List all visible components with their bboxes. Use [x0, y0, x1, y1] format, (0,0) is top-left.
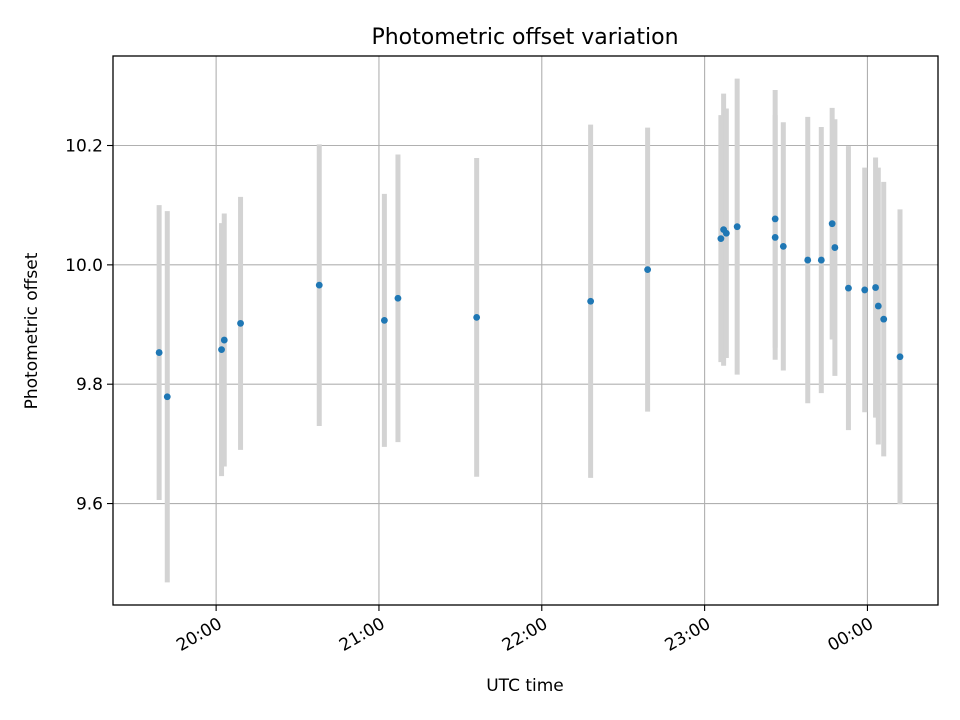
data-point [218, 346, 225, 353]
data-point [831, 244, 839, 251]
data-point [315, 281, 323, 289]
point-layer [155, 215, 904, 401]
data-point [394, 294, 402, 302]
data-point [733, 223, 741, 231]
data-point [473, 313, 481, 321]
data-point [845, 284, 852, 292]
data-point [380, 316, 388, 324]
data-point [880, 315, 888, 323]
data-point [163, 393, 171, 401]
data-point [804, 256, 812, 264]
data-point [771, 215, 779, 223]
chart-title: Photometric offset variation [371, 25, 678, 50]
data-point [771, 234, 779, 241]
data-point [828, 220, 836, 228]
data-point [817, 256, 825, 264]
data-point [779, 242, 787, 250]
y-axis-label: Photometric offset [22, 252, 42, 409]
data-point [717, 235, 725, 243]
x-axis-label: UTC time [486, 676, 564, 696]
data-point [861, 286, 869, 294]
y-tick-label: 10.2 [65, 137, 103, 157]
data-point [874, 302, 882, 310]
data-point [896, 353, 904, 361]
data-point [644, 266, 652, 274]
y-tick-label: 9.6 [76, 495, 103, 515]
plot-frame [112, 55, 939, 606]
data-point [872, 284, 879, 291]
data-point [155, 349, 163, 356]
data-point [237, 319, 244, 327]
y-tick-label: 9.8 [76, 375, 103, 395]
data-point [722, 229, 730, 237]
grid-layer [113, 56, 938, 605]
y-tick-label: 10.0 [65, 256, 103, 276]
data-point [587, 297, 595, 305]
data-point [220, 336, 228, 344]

--

Recast every line of the records above as a Markdown table with the columns Number and Record line, numbering the rows in order and skipping blank lines. Leave the pictures out of your answer.

### RESPONSE
| Number | Record line |
|---|---|
| 1 | List all visible components with their bboxes. Use [x0, y0, x1, y1] format, (0,0) is top-left. |
| 2 | data-point [218, 346, 225, 353] |
| 3 | data-point [831, 244, 839, 251] |
| 4 | data-point [315, 281, 323, 289] |
| 5 | point-layer [155, 215, 904, 401] |
| 6 | data-point [394, 294, 402, 302] |
| 7 | data-point [733, 223, 741, 231] |
| 8 | data-point [473, 313, 481, 321] |
| 9 | data-point [845, 284, 852, 292] |
| 10 | data-point [380, 316, 388, 324] |
| 11 | data-point [880, 315, 888, 323] |
| 12 | data-point [163, 393, 171, 401] |
| 13 | data-point [804, 256, 812, 264] |
| 14 | data-point [771, 215, 779, 223] |
| 15 | chart-title: Photometric offset variation [371, 25, 678, 50] |
| 16 | data-point [771, 234, 779, 241] |
| 17 | data-point [828, 220, 836, 228] |
| 18 | data-point [817, 256, 825, 264] |
| 19 | data-point [779, 242, 787, 250] |
| 20 | y-axis-label: Photometric offset [22, 252, 42, 409] |
| 21 | data-point [717, 235, 725, 243] |
| 22 | x-axis-label: UTC time [486, 676, 564, 696] |
| 23 | data-point [861, 286, 869, 294] |
| 24 | y-tick-label: 10.2 [65, 137, 103, 157] |
| 25 | data-point [874, 302, 882, 310] |
| 26 | data-point [896, 353, 904, 361] |
| 27 | data-point [644, 266, 652, 274] |
| 28 | y-tick-label: 9.6 [76, 495, 103, 515] |
| 29 | plot-frame [112, 55, 939, 606] |
| 30 | data-point [872, 284, 879, 291] |
| 31 | data-point [155, 349, 163, 356] |
| 32 | data-point [237, 319, 244, 327] |
| 33 | y-tick-label: 9.8 [76, 375, 103, 395] |
| 34 | data-point [722, 229, 730, 237] |
| 35 | grid-layer [113, 56, 938, 605] |
| 36 | y-tick-label: 10.0 [65, 256, 103, 276] |
| 37 | data-point [587, 297, 595, 305] |
| 38 | data-point [220, 336, 228, 344] |